* Exercise aim
Your task is to reproduce the material exactly.

[Saved data entries]
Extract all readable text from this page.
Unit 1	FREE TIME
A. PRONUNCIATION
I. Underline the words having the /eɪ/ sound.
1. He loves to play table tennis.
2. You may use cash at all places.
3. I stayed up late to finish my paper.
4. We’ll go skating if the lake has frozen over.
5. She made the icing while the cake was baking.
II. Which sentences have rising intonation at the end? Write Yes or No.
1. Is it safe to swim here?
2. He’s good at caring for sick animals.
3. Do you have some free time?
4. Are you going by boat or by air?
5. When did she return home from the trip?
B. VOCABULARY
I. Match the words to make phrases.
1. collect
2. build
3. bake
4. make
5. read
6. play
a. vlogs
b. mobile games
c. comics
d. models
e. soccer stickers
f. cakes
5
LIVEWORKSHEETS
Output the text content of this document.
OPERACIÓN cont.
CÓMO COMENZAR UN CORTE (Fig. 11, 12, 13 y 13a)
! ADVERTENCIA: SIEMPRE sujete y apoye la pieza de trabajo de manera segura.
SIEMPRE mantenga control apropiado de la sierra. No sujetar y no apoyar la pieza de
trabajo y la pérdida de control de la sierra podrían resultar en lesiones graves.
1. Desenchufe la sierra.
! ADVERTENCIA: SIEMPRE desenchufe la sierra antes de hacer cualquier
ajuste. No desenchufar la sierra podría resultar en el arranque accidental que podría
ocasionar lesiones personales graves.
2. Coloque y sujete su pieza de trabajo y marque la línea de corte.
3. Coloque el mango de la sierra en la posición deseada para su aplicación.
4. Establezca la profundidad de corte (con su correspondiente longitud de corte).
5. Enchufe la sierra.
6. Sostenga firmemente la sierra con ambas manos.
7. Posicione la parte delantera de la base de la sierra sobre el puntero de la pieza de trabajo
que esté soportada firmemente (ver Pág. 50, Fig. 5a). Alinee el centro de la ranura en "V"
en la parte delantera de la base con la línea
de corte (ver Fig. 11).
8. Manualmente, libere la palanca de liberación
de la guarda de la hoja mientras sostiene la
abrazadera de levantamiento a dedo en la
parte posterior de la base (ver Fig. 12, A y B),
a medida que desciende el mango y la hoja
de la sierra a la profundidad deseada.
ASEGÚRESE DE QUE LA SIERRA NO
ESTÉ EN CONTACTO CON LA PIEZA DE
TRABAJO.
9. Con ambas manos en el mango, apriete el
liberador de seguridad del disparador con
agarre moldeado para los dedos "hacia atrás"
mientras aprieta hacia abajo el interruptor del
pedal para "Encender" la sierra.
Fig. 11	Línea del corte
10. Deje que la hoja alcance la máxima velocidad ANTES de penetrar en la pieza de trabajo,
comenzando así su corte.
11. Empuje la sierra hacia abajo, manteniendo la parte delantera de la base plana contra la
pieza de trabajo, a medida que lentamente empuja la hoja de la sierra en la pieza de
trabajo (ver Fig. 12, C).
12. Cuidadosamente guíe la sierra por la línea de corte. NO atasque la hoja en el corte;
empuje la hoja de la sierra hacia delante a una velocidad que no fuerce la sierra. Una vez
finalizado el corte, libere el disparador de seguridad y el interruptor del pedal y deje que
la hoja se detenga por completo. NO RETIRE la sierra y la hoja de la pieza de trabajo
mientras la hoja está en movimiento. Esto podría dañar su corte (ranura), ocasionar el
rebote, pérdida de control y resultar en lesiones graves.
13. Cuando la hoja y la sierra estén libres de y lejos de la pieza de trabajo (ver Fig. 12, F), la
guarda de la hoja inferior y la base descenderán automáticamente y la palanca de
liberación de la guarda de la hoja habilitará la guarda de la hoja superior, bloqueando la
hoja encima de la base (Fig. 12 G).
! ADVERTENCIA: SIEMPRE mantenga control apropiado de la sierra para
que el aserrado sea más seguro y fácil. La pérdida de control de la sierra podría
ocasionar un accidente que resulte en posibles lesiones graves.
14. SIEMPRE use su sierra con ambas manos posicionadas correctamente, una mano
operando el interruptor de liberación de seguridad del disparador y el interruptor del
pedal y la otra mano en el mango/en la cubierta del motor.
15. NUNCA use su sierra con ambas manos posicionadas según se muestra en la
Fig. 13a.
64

* Task output
Extract all readable text from this page.
Unit 1	FREE TIME
A. PRONUNCIATION
I. Underline the words having the /eɪ/ sound.
1. He loves to play table tennis.
2. You may use cash at all places.
3. I stayed up late to finish my paper.
4. We’ll go skating if the lake has frozen over.
5. She made the icing while the cake was baking.
II. Which sentences have rising intonation at the end? Write Yes or No.
1. Is it safe to swim here?
2. He’s good at caring for sick animals.
3. Do you have some free time?
4. Are you going by boat or by air?
5. When did she return home from the trip?
B. VOCABULARY
I. Match the words to make phrases.
1. collect
2. build
3. bake
4. make
5. read
6. play
a. vlogs
b. mobile games
c. comics
d. models
e. soccer stickers
f. cakes
5
LIVEWORKSHEETS
Output the text content of this document.
OPERACIÓN cont.
CÓMO COMENZAR UN CORTE (Fig. 11, 12, 13 y 13a)
! ADVERTENCIA: SIEMPRE sujete y apoye la pieza de trabajo de manera segura.
SIEMPRE mantenga control apropiado de la sierra. No sujetar y no apoyar la pieza de
trabajo y la pérdida de control de la sierra podrían resultar en lesiones graves.
1. Desenchufe la sierra.
! ADVERTENCIA: SIEMPRE desenchufe la sierra antes de hacer cualquier
ajuste. No desenchufar la sierra podría resultar en el arranque accidental que podría
ocasionar lesiones personales graves.
2. Coloque y sujete su pieza de trabajo y marque la línea de corte.
3. Coloque el mango de la sierra en la posición deseada para su aplicación.
4. Establezca la profundidad de corte (con su correspondiente longitud de corte).
5. Enchufe la sierra.
6. Sostenga firmemente la sierra con ambas manos.
7. Posicione la parte delantera de la base de la sierra sobre el puntero de la pieza de trabajo
que esté soportada firmemente (ver Pág. 50, Fig. 5a). Alinee el centro de la ranura en "V"
en la parte delantera de la base con la línea
de corte (ver Fig. 11).
8. Manualmente, libere la palanca de liberación
de la guarda de la hoja mientras sostiene la
abrazadera de levantamiento a dedo en la
parte posterior de la base (ver Fig. 12, A y B),
a medida que desciende el mango y la hoja
de la sierra a la profundidad deseada.
ASEGÚRESE DE QUE LA SIERRA NO
ESTÉ EN CONTACTO CON LA PIEZA DE
TRABAJO.
9. Con ambas manos en el mango, apriete el
liberador de seguridad del disparador con
agarre moldeado para los dedos "hacia atrás"
mientras aprieta hacia abajo el interruptor del
pedal para "Encender" la sierra.
Fig. 11	Línea del corte
10. Deje que la hoja alcance la máxima velocidad ANTES de penetrar en la pieza de trabajo,
comenzando así su corte.
11. Empuje la sierra hacia abajo, manteniendo la parte delantera de la base plana contra la
pieza de trabajo, a medida que lentamente empuja la hoja de la sierra en la pieza de
trabajo (ver Fig. 12, C).
12. Cuidadosamente guíe la sierra por la línea de corte. NO atasque la hoja en el corte;
empuje la hoja de la sierra hacia delante a una velocidad que no fuerce la sierra. Una vez
finalizado el corte, libere el disparador de seguridad y el interruptor del pedal y deje que
la hoja se detenga por completo. NO RETIRE la sierra y la hoja de la pieza de trabajo
mientras la hoja está en movimiento. Esto podría dañar su corte (ranura), ocasionar el
rebote, pérdida de control y resultar en lesiones graves.
13. Cuando la hoja y la sierra estén libres de y lejos de la pieza de trabajo (ver Fig. 12, F), la
guarda de la hoja inferior y la base descenderán automáticamente y la palanca de
liberación de la guarda de la hoja habilitará la guarda de la hoja superior, bloqueando la
hoja encima de la base (Fig. 12 G).
! ADVERTENCIA: SIEMPRE mantenga control apropiado de la sierra para
que el aserrado sea más seguro y fácil. La pérdida de control de la sierra podría
ocasionar un accidente que resulte en posibles lesiones graves.
14. SIEMPRE use su sierra con ambas manos posicionadas correctamente, una mano
operando el interruptor de liberación de seguridad del disparador y el interruptor del
pedal y la otra mano en el mango/en la cubierta del motor.
15. NUNCA use su sierra con ambas manos posicionadas según se muestra en la
Fig. 13a.
64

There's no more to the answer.